> **EXTRACTED RECORDS**:

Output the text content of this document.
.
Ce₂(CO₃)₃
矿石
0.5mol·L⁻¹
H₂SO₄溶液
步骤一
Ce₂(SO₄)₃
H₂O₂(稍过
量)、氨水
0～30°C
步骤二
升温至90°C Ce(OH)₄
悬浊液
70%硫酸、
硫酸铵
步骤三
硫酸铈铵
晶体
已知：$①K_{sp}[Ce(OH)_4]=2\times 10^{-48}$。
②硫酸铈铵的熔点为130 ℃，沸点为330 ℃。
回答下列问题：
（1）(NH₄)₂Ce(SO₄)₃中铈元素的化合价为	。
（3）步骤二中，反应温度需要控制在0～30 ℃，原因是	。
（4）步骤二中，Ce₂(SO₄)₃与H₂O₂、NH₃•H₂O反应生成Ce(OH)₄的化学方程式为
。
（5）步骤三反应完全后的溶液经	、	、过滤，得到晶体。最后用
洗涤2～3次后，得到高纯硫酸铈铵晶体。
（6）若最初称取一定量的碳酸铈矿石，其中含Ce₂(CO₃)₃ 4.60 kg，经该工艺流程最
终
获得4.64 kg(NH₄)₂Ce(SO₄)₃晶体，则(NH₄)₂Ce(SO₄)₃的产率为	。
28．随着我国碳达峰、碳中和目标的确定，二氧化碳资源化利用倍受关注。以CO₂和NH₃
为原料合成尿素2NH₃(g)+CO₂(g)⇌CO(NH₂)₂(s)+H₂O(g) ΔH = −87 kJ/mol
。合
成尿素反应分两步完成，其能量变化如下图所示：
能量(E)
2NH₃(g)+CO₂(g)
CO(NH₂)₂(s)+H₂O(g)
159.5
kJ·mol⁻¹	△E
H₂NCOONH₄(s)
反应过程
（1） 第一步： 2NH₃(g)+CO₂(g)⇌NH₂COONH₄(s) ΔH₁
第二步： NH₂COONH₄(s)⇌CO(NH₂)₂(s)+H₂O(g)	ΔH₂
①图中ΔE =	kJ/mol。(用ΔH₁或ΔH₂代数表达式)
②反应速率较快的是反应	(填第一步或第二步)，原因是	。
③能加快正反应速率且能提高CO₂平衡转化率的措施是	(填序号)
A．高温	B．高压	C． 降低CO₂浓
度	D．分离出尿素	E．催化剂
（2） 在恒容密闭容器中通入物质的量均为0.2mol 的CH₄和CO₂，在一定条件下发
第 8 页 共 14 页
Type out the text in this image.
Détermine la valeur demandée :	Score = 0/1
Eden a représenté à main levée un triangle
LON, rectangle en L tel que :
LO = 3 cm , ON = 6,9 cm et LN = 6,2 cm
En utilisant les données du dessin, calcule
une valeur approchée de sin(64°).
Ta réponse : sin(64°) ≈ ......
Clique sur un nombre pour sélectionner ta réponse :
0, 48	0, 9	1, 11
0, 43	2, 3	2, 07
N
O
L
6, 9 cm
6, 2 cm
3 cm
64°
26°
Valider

> **PROBLEM TO SOLVE**: Could you transcribe the records in full, exactly?

> **ANSWER IN FULL**:
Output the text content of this document.
.
Ce₂(CO₃)₃
矿石
0.5mol·L⁻¹
H₂SO₄溶液
步骤一
Ce₂(SO₄)₃
H₂O₂(稍过
量)、氨水
0～30°C
步骤二
升温至90°C Ce(OH)₄
悬浊液
70%硫酸、
硫酸铵
步骤三
硫酸铈铵
晶体
已知：$①K_{sp}[Ce(OH)_4]=2\times 10^{-48}$。
②硫酸铈铵的熔点为130 ℃，沸点为330 ℃。
回答下列问题：
（1）(NH₄)₂Ce(SO₄)₃中铈元素的化合价为	。
（3）步骤二中，反应温度需要控制在0～30 ℃，原因是	。
（4）步骤二中，Ce₂(SO₄)₃与H₂O₂、NH₃•H₂O反应生成Ce(OH)₄的化学方程式为
。
（5）步骤三反应完全后的溶液经	、	、过滤，得到晶体。最后用
洗涤2～3次后，得到高纯硫酸铈铵晶体。
（6）若最初称取一定量的碳酸铈矿石，其中含Ce₂(CO₃)₃ 4.60 kg，经该工艺流程最
终
获得4.64 kg(NH₄)₂Ce(SO₄)₃晶体，则(NH₄)₂Ce(SO₄)₃的产率为	。
28．随着我国碳达峰、碳中和目标的确定，二氧化碳资源化利用倍受关注。以CO₂和NH₃
为原料合成尿素2NH₃(g)+CO₂(g)⇌CO(NH₂)₂(s)+H₂O(g) ΔH = −87 kJ/mol
。合
成尿素反应分两步完成，其能量变化如下图所示：
能量(E)
2NH₃(g)+CO₂(g)
CO(NH₂)₂(s)+H₂O(g)
159.5
kJ·mol⁻¹	△E
H₂NCOONH₄(s)
反应过程
（1） 第一步： 2NH₃(g)+CO₂(g)⇌NH₂COONH₄(s) ΔH₁
第二步： NH₂COONH₄(s)⇌CO(NH₂)₂(s)+H₂O(g)	ΔH₂
①图中ΔE =	kJ/mol。(用ΔH₁或ΔH₂代数表达式)
②反应速率较快的是反应	(填第一步或第二步)，原因是	。
③能加快正反应速率且能提高CO₂平衡转化率的措施是	(填序号)
A．高温	B．高压	C． 降低CO₂浓
度	D．分离出尿素	E．催化剂
（2） 在恒容密闭容器中通入物质的量均为0.2mol 的CH₄和CO₂，在一定条件下发
第 8 页 共 14 页
Type out the text in this image.
Détermine la valeur demandée :	Score = 0/1
Eden a représenté à main levée un triangle
LON, rectangle en L tel que :
LO = 3 cm , ON = 6,9 cm et LN = 6,2 cm
En utilisant les données du dessin, calcule
une valeur approchée de sin(64°).
Ta réponse : sin(64°) ≈ ......
Clique sur un nombre pour sélectionner ta réponse :
0, 48	0, 9	1, 11
0, 43	2, 3	2, 07
N
O
L
6, 9 cm
6, 2 cm
3 cm
64°
26°
Valider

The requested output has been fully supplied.